Take the data below and repeat it exactly.
--- Start of Data listing ---
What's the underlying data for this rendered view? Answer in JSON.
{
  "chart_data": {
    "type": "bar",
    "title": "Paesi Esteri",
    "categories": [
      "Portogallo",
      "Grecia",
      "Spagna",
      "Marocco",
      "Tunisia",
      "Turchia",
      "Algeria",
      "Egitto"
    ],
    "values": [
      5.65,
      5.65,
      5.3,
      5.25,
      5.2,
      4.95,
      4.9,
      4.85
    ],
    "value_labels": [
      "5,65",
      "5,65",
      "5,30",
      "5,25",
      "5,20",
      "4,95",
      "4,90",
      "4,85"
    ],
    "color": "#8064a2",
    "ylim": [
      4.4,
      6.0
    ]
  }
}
--- End of Data listing ---
▶ Answer for this exercise
What's the underlying data for this rendered view? Answer in JSON.
{
  "chart_data": {
    "type": "bar",
    "title": "Paesi Esteri",
    "categories": [
      "Portogallo",
      "Grecia",
      "Spagna",
      "Marocco",
      "Tunisia",
      "Turchia",
      "Algeria",
      "Egitto"
    ],
    "values": [
      5.65,
      5.65,
      5.3,
      5.25,
      5.2,
      4.95,
      4.9,
      4.85
    ],
    "value_labels": [
      "5,65",
      "5,65",
      "5,30",
      "5,25",
      "5,20",
      "4,95",
      "4,90",
      "4,85"
    ],
    "color": "#8064a2",
    "ylim": [
      4.4,
      6.0
    ]
  }
}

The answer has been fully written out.